▶ _THE PROBLEM_
Copy out all lines where "label" appears.

--------------------------------------------------

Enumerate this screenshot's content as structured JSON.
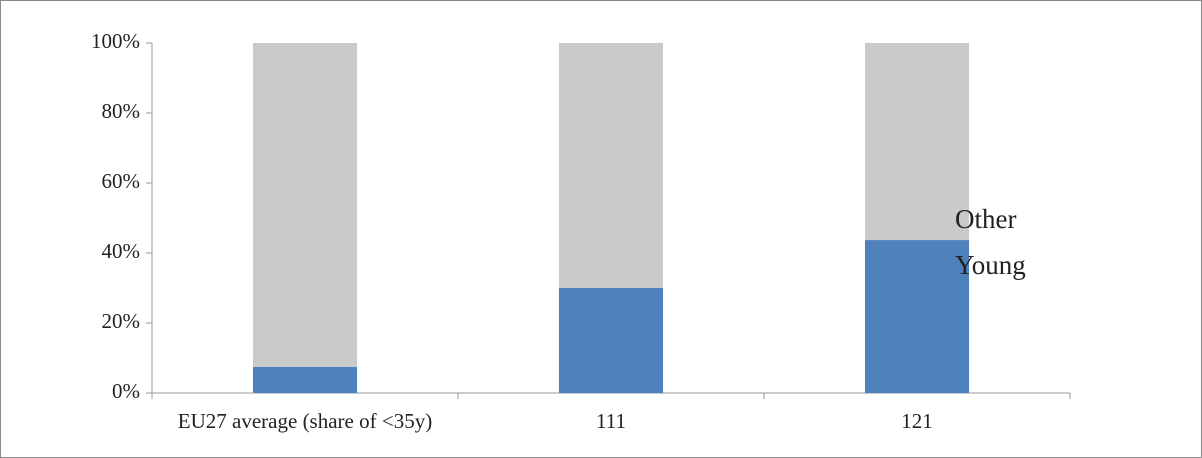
{
  "chart_data": {
    "type": "stacked_bar",
    "categories": [
      "EU27 average (share of <35y)",
      "111",
      "121"
    ],
    "series": [
      {
        "name": "Young",
        "color": "#4f81bd",
        "values": [
          7.5,
          30,
          43.7
        ]
      },
      {
        "name": "Other",
        "color": "#c9cacc",
        "values": [
          92.5,
          70,
          56.3
        ]
      }
    ],
    "ylim": [
      0,
      100
    ],
    "yticks": [
      {
        "value": 0,
        "label": "0%"
      },
      {
        "value": 20,
        "label": "20%"
      },
      {
        "value": 40,
        "label": "40%"
      },
      {
        "value": 60,
        "label": "60%"
      },
      {
        "value": 80,
        "label": "80%"
      },
      {
        "value": 100,
        "label": "100%"
      }
    ],
    "legend": "right"
  }
}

--------------------------------------------------

▶ _RESULT FOR THIS TASK_
        "label": "0%"
        "label": "20%"
        "label": "40%"
        "label": "60%"
        "label": "80%"
        "label": "100%"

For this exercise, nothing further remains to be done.